### DOCUMENT EXCERPT:
_____
April 28, 2011
AOPA ePublishing staff
Do you like to fly to backcountry airstrips? AOPA is reminding pilots interested in preserving backcountry airstrips and using the ones located in the national forests to submit comments by May 16 on the proposed revision of the U.S. Forest Service Planning Rule.
AOPA reported March 17 on the draft rule, which was released in February following a year of national and regional roundtables and other public meetings in which AOPA participated, as did representatives of backcountry aviation organizations, the Recreational Aviation Foundation, and the Idaho Aviation Association. The main goal for the groups was to ensure that aviation was recognized as a historical use of the national forests, said John Collins, AOPA manager of airport policy.
While you don’t have to be as politically savvy as Ron Krohn of New Mexico became when advocating for access to privately owned backcountry airstrips in his state, every pilot and backcountry flying enthusiast who submits comments lets the Forest Service know that he or shewants to continue to have the same access to the forests that other users have.
_____
### TASKS TO CARRY OUT:
A - According to the article on backcountry airstrips, what does a pilot or backcountry flying enthusiast accomplish by submitting comments on the proposed Forest Service Planning Rule?
B - Return everything from "AOPA reported March" down to "of airport policy." in the article on backcountry airstrips, word for word.
The material that comes next isn't needed for this work.

### SUPPLIED DATA:
_____
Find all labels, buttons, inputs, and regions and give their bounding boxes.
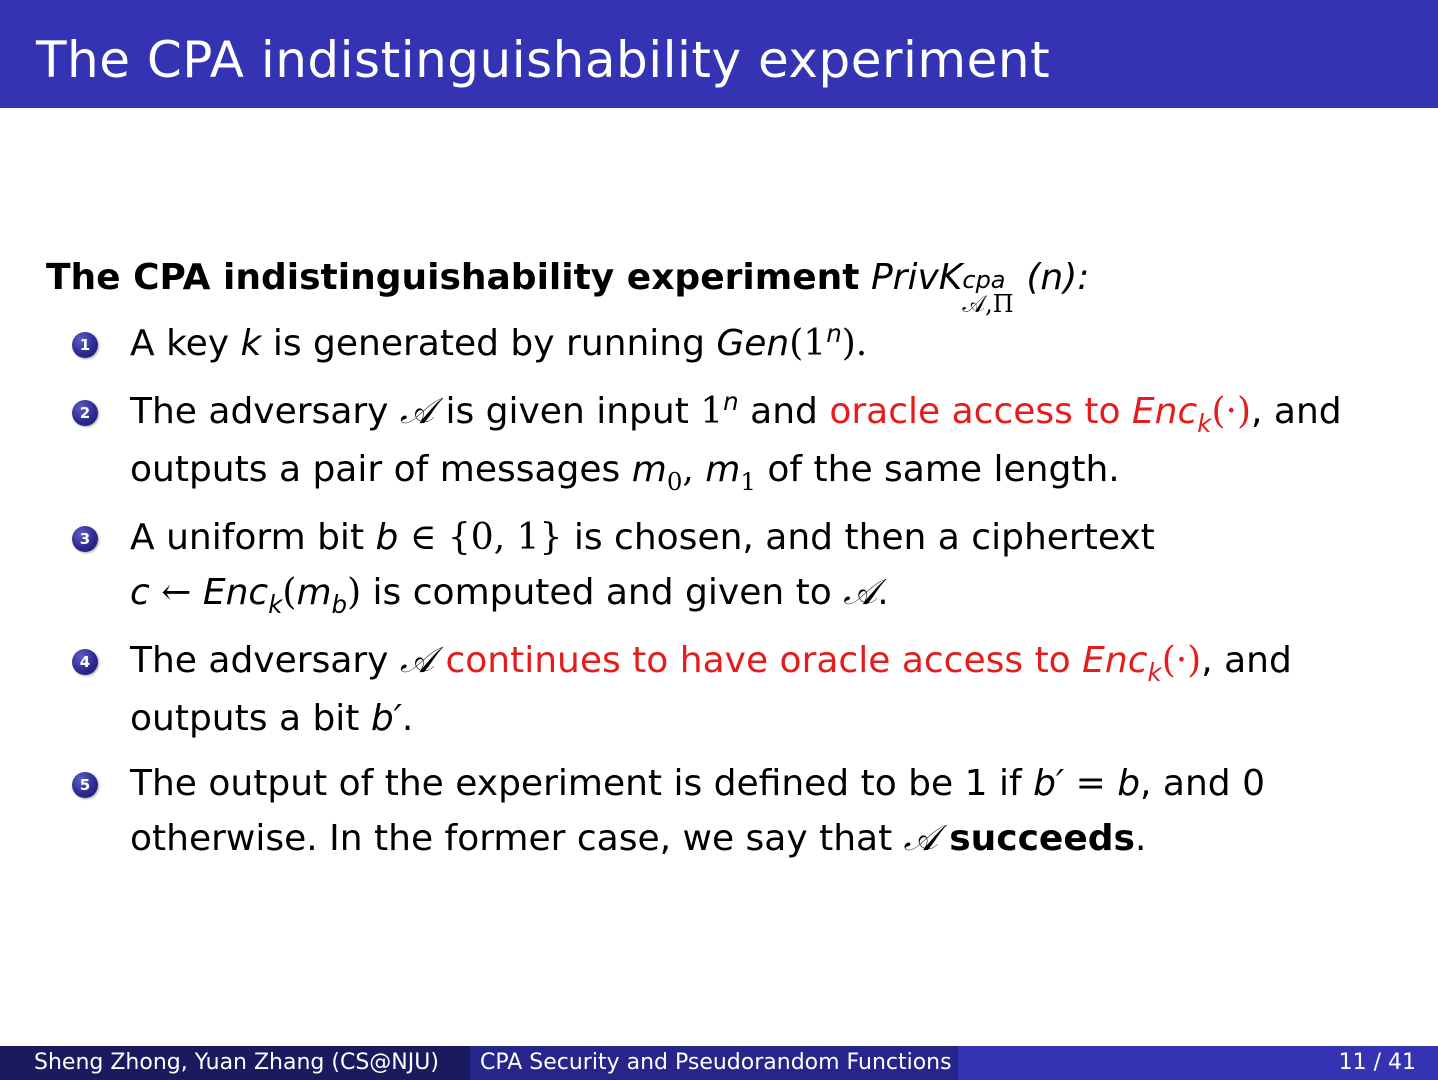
_____
### SOLUTIONS TO THE TASKS:
A - Each pilot or backcountry flying enthusiast who submits comments lets the Forest Service know that they want to keep the same access to the forests that other users have.

B -
AOPA reported March 17 on the draft rule, which was released in February following a year of national and regional roundtables and other public meetings in which AOPA participated, as did representatives of backcountry aviation organizations, the Recreational Aviation Foundation, and the Idaho Aviation Association. The main goal for the groups was to ensure that aviation was recognized as a historical use of the national forests, said John Collins, AOPA manager of airport policy.